Exercise: Extract the complete listing and output it unchanged.

* * * * * * *

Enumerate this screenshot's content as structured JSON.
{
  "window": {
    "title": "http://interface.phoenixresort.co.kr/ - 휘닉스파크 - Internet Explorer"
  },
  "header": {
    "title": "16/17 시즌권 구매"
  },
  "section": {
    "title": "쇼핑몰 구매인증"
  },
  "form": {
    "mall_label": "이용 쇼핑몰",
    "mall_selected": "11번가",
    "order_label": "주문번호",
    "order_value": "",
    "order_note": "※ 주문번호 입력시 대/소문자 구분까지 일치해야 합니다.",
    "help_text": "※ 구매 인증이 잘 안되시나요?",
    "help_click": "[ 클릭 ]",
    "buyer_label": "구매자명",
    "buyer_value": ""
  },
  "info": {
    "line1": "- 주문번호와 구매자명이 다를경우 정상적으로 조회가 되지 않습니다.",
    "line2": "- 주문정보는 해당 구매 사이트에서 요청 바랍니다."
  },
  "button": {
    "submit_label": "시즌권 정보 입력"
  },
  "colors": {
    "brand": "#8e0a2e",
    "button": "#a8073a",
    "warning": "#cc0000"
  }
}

* * * * * * *

Solved problem:
Enumerate this screenshot's content as structured JSON.
{
  "window": {
    "title": "http://interface.phoenixresort.co.kr/ - 휘닉스파크 - Internet Explorer"
  },
  "header": {
    "title": "16/17 시즌권 구매"
  },
  "section": {
    "title": "쇼핑몰 구매인증"
  },
  "form": {
    "mall_label": "이용 쇼핑몰",
    "mall_selected": "11번가",
    "order_label": "주문번호",
    "order_value": "",
    "order_note": "※ 주문번호 입력시 대/소문자 구분까지 일치해야 합니다.",
    "help_text": "※ 구매 인증이 잘 안되시나요?",
    "help_click": "[ 클릭 ]",
    "buyer_label": "구매자명",
    "buyer_value": ""
  },
  "info": {
    "line1": "- 주문번호와 구매자명이 다를경우 정상적으로 조회가 되지 않습니다.",
    "line2": "- 주문정보는 해당 구매 사이트에서 요청 바랍니다."
  },
  "button": {
    "submit_label": "시즌권 정보 입력"
  },
  "colors": {
    "brand": "#8e0a2e",
    "button": "#a8073a",
    "warning": "#cc0000"
  }
}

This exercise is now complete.